*Task*
Copy out the records precisely, omitting pictures.
━━ Input data ━━
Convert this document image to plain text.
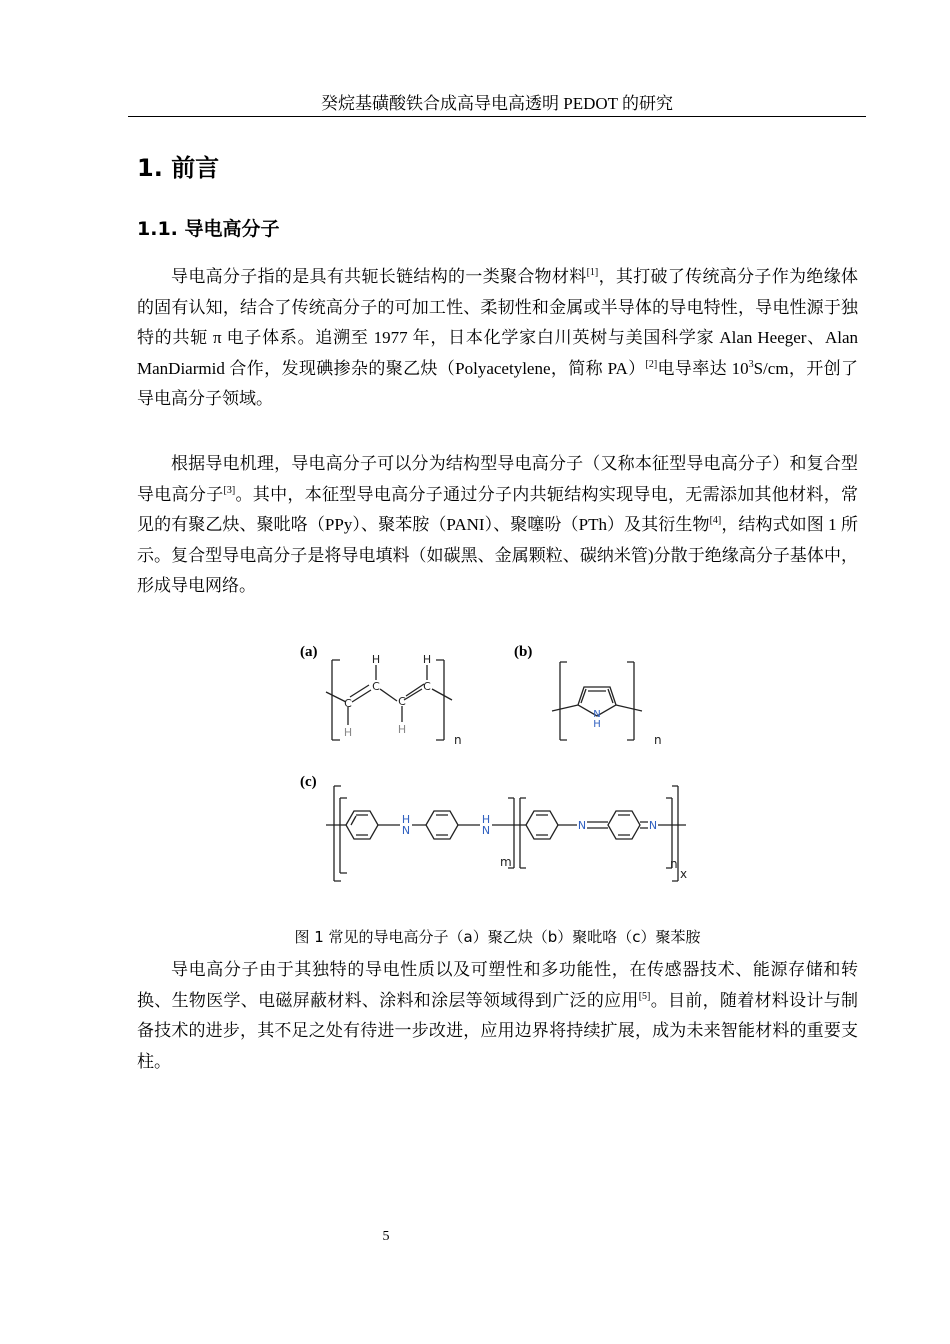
癸烷基磺酸铁合成高导电高透明 PEDOT 的研究
1. 前言
1.1. 导电高分子

导电高分子指的是具有共轭长链结构的一类聚合物材料[1]，其打破了传统高分子作为绝缘体的固有认知，结合了传统高分子的可加工性、柔韧性和金属或半导体的导电特性，导电性源于独特的共轭 π 电子体系。追溯至 1977 年，日本化学家白川英树与美国科学家 Alan Heeger、Alan ManDiarmid 合作，发现碘掺杂的聚乙炔（Polyacetylene，简称 PA）[2]电导率达 $10^3S/cm$，开创了导电高分子领域。

根据导电机理，导电高分子可以分为结构型导电高分子（又称本征型导电高分子）和复合型导电高分子[3]。其中，本征型导电高分子通过分子内共轭结构实现导电，无需添加其他材料，常见的有聚乙炔、聚吡咯（PPy）、聚苯胺（PANI）、聚噻吩（PTh）及其衍生物[4]，结构式如图 1 所示。复合型导电高分子是将导电填料（如碳黑、金属颗粒、碳纳米管)分散于绝缘高分子基体中，形成导电网络。

(a)	(b)
(c)
C
C
C
C
H	H
H	H
N
H
H
N
H
N	N	N
n	n
m	n
x
图 1 常见的导电高分子（a）聚乙炔（b）聚吡咯（c）聚苯胺

导电高分子由于其独特的导电性质以及可塑性和多功能性，在传感器技术、能源存储和转换、生物医学、电磁屏蔽材料、涂料和涂层等领域得到广泛的应用[5]。目前，随着材料设计与制备技术的进步，其不足之处有待进一步改进，应用边界将持续扩展，成为未来智能材料的重要支柱。

5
━━━
*Answer to this exercise*
Convert this document image to plain text.
癸烷基磺酸铁合成高导电高透明 PEDOT 的研究
1. 前言
1.1. 导电高分子

导电高分子指的是具有共轭长链结构的一类聚合物材料[1]，其打破了传统高分子作为绝缘体的固有认知，结合了传统高分子的可加工性、柔韧性和金属或半导体的导电特性，导电性源于独特的共轭 π 电子体系。追溯至 1977 年，日本化学家白川英树与美国科学家 Alan Heeger、Alan ManDiarmid 合作，发现碘掺杂的聚乙炔（Polyacetylene，简称 PA）[2]电导率达 $10^3S/cm$，开创了导电高分子领域。

根据导电机理，导电高分子可以分为结构型导电高分子（又称本征型导电高分子）和复合型导电高分子[3]。其中，本征型导电高分子通过分子内共轭结构实现导电，无需添加其他材料，常见的有聚乙炔、聚吡咯（PPy）、聚苯胺（PANI）、聚噻吩（PTh）及其衍生物[4]，结构式如图 1 所示。复合型导电高分子是将导电填料（如碳黑、金属颗粒、碳纳米管)分散于绝缘高分子基体中，形成导电网络。

(a)	(b)
(c)
C
C
C
C
H	H
H	H
N
H
H
N
H
N	N	N
n	n
m	n
x
图 1 常见的导电高分子（a）聚乙炔（b）聚吡咯（c）聚苯胺

导电高分子由于其独特的导电性质以及可塑性和多功能性，在传感器技术、能源存储和转换、生物医学、电磁屏蔽材料、涂料和涂层等领域得到广泛的应用[5]。目前，随着材料设计与制备技术的进步，其不足之处有待进一步改进，应用边界将持续扩展，成为未来智能材料的重要支柱。

5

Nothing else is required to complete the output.